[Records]
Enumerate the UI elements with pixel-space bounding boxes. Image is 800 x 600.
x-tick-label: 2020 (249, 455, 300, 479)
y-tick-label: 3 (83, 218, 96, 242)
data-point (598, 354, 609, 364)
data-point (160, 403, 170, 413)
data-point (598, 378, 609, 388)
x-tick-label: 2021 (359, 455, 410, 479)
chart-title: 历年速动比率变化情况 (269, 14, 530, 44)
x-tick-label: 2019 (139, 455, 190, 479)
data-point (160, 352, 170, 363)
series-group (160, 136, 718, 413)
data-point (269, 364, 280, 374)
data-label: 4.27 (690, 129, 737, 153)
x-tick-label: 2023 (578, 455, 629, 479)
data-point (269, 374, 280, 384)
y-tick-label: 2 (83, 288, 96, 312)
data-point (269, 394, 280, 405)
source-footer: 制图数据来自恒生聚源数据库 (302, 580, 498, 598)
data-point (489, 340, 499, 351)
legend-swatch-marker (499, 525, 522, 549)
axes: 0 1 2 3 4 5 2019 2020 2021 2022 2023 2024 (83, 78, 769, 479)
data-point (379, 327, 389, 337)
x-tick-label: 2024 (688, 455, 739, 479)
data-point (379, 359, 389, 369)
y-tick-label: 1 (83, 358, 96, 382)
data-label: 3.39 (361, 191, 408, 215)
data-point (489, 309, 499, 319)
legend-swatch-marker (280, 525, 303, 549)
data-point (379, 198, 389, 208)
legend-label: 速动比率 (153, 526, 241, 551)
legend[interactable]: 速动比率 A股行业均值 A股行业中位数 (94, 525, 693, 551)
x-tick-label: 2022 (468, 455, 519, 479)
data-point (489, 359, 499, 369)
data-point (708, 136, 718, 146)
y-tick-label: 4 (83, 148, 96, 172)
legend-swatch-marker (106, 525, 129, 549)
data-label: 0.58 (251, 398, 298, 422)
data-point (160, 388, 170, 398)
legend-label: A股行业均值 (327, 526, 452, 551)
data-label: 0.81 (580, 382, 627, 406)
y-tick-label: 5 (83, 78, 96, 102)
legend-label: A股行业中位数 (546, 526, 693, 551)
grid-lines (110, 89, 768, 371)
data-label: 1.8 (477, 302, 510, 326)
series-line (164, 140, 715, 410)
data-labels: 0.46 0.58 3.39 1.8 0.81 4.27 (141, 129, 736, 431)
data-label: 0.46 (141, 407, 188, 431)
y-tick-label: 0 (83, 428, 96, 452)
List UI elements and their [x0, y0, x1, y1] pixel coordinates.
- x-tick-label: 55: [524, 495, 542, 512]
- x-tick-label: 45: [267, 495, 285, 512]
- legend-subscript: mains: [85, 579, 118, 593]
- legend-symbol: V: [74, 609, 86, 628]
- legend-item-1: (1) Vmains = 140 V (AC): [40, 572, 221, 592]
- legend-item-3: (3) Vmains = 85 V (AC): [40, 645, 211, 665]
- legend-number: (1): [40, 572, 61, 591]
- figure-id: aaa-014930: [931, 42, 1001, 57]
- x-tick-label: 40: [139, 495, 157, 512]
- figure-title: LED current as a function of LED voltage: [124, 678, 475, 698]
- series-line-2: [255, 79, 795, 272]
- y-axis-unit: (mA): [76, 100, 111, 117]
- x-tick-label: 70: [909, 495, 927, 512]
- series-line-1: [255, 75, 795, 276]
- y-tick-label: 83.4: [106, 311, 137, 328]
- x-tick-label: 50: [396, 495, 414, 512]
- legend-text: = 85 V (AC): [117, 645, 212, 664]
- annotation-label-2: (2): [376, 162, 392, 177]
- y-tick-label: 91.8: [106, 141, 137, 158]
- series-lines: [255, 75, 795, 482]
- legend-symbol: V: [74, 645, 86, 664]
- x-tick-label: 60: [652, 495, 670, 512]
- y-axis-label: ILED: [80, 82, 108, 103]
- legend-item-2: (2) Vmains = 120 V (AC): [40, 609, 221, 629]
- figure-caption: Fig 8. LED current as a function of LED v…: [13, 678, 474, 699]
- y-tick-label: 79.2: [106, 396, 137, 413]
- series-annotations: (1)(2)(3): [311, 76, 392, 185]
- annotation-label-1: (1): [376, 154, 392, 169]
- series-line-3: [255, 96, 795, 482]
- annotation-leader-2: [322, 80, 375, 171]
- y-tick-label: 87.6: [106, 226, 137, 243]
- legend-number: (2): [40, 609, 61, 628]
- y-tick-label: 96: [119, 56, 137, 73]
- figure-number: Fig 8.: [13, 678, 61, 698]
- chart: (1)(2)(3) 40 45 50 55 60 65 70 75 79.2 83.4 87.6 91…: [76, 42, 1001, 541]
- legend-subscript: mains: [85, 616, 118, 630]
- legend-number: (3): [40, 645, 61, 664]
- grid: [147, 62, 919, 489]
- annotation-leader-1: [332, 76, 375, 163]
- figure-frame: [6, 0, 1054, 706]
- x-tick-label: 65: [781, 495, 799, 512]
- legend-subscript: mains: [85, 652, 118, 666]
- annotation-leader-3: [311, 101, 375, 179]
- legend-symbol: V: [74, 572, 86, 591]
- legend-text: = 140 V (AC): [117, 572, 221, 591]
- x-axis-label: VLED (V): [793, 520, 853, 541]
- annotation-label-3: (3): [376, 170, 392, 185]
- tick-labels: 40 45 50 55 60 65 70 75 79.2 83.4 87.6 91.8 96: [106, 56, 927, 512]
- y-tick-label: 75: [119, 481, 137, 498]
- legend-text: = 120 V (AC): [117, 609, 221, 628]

[Aim of the exercise] Copy out every line of the Records from the first one up to and including the line with "data-point (489, 309, 499, 319)".

[Answer for the task]
Enumerate the UI elements with pixel-space bounding boxes. Image is 800 x 600.
x-tick-label: 2020 (249, 455, 300, 479)
y-tick-label: 3 (83, 218, 96, 242)
data-point (598, 354, 609, 364)
data-point (160, 403, 170, 413)
data-point (598, 378, 609, 388)
x-tick-label: 2021 (359, 455, 410, 479)
chart-title: 历年速动比率变化情况 (269, 14, 530, 44)
x-tick-label: 2019 (139, 455, 190, 479)
data-point (160, 352, 170, 363)
series-group (160, 136, 718, 413)
data-point (269, 364, 280, 374)
data-label: 4.27 (690, 129, 737, 153)
x-tick-label: 2023 (578, 455, 629, 479)
data-point (269, 374, 280, 384)
y-tick-label: 2 (83, 288, 96, 312)
data-point (269, 394, 280, 405)
source-footer: 制图数据来自恒生聚源数据库 (302, 580, 498, 598)
data-point (489, 340, 499, 351)
legend-swatch-marker (499, 525, 522, 549)
axes: 0 1 2 3 4 5 2019 2020 2021 2022 2023 2024 (83, 78, 769, 479)
data-point (379, 327, 389, 337)
x-tick-label: 2024 (688, 455, 739, 479)
data-point (379, 359, 389, 369)
y-tick-label: 1 (83, 358, 96, 382)
data-label: 3.39 (361, 191, 408, 215)
data-point (489, 309, 499, 319)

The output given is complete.